* **DIRECTIVE**
Check each line of the material below, and copy it if it holds the string "score".

***** MATERIAL FOR THE TASK

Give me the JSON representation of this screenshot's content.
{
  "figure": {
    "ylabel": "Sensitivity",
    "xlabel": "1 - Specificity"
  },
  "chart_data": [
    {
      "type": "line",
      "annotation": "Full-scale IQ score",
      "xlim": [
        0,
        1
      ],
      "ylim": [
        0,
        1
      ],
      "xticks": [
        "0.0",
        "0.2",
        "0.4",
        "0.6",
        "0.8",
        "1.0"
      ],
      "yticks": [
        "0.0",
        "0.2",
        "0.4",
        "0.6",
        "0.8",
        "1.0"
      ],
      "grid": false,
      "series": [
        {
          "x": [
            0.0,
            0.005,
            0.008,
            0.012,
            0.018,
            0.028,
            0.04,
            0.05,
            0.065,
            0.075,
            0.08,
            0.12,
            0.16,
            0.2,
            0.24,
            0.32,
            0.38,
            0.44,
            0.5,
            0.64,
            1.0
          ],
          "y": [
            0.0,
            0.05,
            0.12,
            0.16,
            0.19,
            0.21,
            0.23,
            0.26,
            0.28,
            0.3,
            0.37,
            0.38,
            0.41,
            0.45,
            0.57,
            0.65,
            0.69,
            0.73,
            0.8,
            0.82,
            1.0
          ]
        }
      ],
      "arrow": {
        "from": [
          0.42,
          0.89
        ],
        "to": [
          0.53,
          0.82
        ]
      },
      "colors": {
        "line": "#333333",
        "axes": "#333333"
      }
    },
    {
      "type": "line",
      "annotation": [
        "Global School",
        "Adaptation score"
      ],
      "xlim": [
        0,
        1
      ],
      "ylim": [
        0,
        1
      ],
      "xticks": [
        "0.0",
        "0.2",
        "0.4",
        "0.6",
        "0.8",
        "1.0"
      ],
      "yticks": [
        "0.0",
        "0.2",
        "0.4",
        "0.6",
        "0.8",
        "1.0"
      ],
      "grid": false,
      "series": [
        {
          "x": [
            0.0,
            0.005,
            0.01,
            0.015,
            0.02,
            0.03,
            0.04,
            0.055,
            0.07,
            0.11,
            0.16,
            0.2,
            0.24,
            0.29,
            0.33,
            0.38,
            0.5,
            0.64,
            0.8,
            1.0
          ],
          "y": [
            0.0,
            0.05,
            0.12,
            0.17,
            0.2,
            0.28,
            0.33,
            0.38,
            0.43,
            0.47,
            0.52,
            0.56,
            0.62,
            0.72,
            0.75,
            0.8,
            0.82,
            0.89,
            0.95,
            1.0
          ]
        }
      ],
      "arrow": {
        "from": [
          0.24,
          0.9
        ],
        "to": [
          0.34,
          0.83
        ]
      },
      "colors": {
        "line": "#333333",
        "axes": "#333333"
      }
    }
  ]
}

**********

* **RESULT FOR THIS EXERCISE**
      "annotation": "Full-scale IQ score",
        "Adaptation score"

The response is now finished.